[Stored data entries]
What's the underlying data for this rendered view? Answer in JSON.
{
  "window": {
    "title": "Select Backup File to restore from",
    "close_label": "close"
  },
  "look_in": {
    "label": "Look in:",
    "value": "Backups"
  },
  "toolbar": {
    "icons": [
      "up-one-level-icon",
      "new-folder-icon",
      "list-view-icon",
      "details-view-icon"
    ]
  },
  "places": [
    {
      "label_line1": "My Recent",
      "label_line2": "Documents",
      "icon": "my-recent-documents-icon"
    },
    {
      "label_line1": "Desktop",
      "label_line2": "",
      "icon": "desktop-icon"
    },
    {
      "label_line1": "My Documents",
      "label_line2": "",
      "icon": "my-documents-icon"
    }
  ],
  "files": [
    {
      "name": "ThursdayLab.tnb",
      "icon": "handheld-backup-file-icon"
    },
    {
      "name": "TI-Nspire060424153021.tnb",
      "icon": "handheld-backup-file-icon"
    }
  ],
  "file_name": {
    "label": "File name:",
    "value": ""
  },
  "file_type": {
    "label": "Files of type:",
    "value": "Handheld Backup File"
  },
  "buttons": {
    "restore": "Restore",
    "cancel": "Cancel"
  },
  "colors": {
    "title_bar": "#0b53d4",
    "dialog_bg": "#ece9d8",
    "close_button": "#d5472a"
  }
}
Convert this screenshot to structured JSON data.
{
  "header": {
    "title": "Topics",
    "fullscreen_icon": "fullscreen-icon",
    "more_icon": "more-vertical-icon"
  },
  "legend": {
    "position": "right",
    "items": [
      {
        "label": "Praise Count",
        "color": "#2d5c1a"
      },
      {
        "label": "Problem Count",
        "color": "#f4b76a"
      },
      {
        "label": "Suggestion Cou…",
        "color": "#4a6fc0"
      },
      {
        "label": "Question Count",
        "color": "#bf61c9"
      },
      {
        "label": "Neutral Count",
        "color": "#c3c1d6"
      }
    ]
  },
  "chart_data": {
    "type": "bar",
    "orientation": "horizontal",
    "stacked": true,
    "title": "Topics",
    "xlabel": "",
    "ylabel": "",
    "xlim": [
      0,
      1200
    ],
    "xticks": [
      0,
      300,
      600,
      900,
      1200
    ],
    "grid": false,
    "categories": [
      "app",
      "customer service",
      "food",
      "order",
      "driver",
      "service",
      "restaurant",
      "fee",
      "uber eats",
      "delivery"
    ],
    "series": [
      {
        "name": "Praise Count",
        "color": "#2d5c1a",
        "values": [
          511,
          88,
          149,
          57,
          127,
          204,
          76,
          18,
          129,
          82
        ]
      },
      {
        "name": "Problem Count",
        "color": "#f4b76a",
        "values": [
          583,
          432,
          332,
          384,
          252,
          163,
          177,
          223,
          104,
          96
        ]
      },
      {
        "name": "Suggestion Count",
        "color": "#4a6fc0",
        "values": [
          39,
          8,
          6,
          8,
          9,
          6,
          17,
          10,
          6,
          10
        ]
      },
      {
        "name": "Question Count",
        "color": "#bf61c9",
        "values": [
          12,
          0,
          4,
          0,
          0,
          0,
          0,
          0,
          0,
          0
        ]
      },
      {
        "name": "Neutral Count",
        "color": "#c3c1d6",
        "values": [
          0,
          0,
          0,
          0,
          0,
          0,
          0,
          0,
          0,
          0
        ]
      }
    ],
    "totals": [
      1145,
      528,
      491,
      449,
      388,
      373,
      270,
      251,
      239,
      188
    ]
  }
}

Brief – What is the number of lines holding the word "this"? State it alone.

Solution to the exercise – 2